:: Stored records ::
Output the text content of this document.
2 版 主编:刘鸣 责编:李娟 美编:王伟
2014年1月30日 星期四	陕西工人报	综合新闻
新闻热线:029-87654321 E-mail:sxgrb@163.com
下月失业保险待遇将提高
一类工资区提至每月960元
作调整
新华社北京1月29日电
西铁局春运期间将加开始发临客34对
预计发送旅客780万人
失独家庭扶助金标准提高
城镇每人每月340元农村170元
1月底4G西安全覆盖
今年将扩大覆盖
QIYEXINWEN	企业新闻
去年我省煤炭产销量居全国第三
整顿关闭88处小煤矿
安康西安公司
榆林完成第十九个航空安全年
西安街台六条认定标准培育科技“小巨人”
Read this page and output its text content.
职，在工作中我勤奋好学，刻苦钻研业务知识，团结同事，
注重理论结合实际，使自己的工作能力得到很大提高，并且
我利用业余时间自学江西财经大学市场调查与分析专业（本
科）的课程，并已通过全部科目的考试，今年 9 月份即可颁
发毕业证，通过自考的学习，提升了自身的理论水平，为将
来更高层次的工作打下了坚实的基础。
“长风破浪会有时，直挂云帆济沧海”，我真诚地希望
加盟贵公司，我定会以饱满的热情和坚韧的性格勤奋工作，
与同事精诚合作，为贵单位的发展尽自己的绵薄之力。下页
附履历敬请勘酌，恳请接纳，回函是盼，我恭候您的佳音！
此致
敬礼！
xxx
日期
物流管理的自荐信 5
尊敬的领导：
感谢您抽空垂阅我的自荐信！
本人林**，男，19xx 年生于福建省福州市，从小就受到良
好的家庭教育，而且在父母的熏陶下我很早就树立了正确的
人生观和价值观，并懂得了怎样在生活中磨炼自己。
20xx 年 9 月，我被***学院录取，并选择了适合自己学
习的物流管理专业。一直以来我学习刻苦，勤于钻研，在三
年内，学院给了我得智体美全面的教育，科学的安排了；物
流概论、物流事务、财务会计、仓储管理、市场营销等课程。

:: Goal of the exercise ::
The entries above should be repeated exactly, every one of them.

:: Solution to the problem ::
Output the text content of this document.
2 版 主编:刘鸣 责编:李娟 美编:王伟
2014年1月30日 星期四	陕西工人报	综合新闻
新闻热线:029-87654321 E-mail:sxgrb@163.com
下月失业保险待遇将提高
一类工资区提至每月960元
作调整
新华社北京1月29日电
西铁局春运期间将加开始发临客34对
预计发送旅客780万人
失独家庭扶助金标准提高
城镇每人每月340元农村170元
1月底4G西安全覆盖
今年将扩大覆盖
QIYEXINWEN	企业新闻
去年我省煤炭产销量居全国第三
整顿关闭88处小煤矿
安康西安公司
榆林完成第十九个航空安全年
西安街台六条认定标准培育科技“小巨人”
Read this page and output its text content.
职，在工作中我勤奋好学，刻苦钻研业务知识，团结同事，
注重理论结合实际，使自己的工作能力得到很大提高，并且
我利用业余时间自学江西财经大学市场调查与分析专业（本
科）的课程，并已通过全部科目的考试，今年 9 月份即可颁
发毕业证，通过自考的学习，提升了自身的理论水平，为将
来更高层次的工作打下了坚实的基础。
“长风破浪会有时，直挂云帆济沧海”，我真诚地希望
加盟贵公司，我定会以饱满的热情和坚韧的性格勤奋工作，
与同事精诚合作，为贵单位的发展尽自己的绵薄之力。下页
附履历敬请勘酌，恳请接纳，回函是盼，我恭候您的佳音！
此致
敬礼！
xxx
日期
物流管理的自荐信 5
尊敬的领导：
感谢您抽空垂阅我的自荐信！
本人林**，男，19xx 年生于福建省福州市，从小就受到良
好的家庭教育，而且在父母的熏陶下我很早就树立了正确的
人生观和价值观，并懂得了怎样在生活中磨炼自己。
20xx 年 9 月，我被***学院录取，并选择了适合自己学
习的物流管理专业。一直以来我学习刻苦，勤于钻研，在三
年内，学院给了我得智体美全面的教育，科学的安排了；物
流概论、物流事务、财务会计、仓储管理、市场营销等课程。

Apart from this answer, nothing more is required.